• Set exercise:
Please give the listing again in its entirety, exactly as written.

Records from a collection of figures
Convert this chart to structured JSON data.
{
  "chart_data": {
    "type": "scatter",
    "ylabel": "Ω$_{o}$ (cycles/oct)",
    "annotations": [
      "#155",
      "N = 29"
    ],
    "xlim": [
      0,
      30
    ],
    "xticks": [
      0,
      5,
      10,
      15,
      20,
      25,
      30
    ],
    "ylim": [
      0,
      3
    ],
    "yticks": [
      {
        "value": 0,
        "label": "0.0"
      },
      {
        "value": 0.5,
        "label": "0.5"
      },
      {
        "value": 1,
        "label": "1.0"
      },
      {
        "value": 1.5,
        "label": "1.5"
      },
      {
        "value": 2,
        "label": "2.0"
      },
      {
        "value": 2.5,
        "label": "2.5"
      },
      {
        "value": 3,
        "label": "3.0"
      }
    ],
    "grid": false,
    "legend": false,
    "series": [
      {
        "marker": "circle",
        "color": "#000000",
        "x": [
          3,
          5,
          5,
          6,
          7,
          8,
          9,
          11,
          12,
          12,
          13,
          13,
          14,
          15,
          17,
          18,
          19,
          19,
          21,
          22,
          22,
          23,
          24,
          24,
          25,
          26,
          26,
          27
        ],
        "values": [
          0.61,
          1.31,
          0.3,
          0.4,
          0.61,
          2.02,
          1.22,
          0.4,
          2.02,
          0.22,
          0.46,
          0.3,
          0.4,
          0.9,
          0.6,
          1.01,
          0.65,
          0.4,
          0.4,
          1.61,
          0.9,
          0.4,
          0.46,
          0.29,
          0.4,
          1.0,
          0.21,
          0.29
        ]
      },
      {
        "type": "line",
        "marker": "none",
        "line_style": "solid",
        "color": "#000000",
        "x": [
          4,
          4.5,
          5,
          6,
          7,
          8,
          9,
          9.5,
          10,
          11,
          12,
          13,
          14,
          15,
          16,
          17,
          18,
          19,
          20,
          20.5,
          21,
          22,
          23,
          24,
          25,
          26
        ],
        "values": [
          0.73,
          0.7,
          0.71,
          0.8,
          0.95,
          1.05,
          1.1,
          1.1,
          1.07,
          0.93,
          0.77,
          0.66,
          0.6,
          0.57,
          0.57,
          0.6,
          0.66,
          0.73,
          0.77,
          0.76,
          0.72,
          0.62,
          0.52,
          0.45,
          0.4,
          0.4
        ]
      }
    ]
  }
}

• Reply to the task:
Convert this chart to structured JSON data.
{
  "chart_data": {
    "type": "scatter",
    "ylabel": "Ω$_{o}$ (cycles/oct)",
    "annotations": [
      "#155",
      "N = 29"
    ],
    "xlim": [
      0,
      30
    ],
    "xticks": [
      0,
      5,
      10,
      15,
      20,
      25,
      30
    ],
    "ylim": [
      0,
      3
    ],
    "yticks": [
      {
        "value": 0,
        "label": "0.0"
      },
      {
        "value": 0.5,
        "label": "0.5"
      },
      {
        "value": 1,
        "label": "1.0"
      },
      {
        "value": 1.5,
        "label": "1.5"
      },
      {
        "value": 2,
        "label": "2.0"
      },
      {
        "value": 2.5,
        "label": "2.5"
      },
      {
        "value": 3,
        "label": "3.0"
      }
    ],
    "grid": false,
    "legend": false,
    "series": [
      {
        "marker": "circle",
        "color": "#000000",
        "x": [
          3,
          5,
          5,
          6,
          7,
          8,
          9,
          11,
          12,
          12,
          13,
          13,
          14,
          15,
          17,
          18,
          19,
          19,
          21,
          22,
          22,
          23,
          24,
          24,
          25,
          26,
          26,
          27
        ],
        "values": [
          0.61,
          1.31,
          0.3,
          0.4,
          0.61,
          2.02,
          1.22,
          0.4,
          2.02,
          0.22,
          0.46,
          0.3,
          0.4,
          0.9,
          0.6,
          1.01,
          0.65,
          0.4,
          0.4,
          1.61,
          0.9,
          0.4,
          0.46,
          0.29,
          0.4,
          1.0,
          0.21,
          0.29
        ]
      },
      {
        "type": "line",
        "marker": "none",
        "line_style": "solid",
        "color": "#000000",
        "x": [
          4,
          4.5,
          5,
          6,
          7,
          8,
          9,
          9.5,
          10,
          11,
          12,
          13,
          14,
          15,
          16,
          17,
          18,
          19,
          20,
          20.5,
          21,
          22,
          23,
          24,
          25,
          26
        ],
        "values": [
          0.73,
          0.7,
          0.71,
          0.8,
          0.95,
          1.05,
          1.1,
          1.1,
          1.07,
          0.93,
          0.77,
          0.66,
          0.6,
          0.57,
          0.57,
          0.6,
          0.66,
          0.73,
          0.77,
          0.76,
          0.72,
          0.62,
          0.52,
          0.45,
          0.4,
          0.4
        ]
      }
    ]
  }
}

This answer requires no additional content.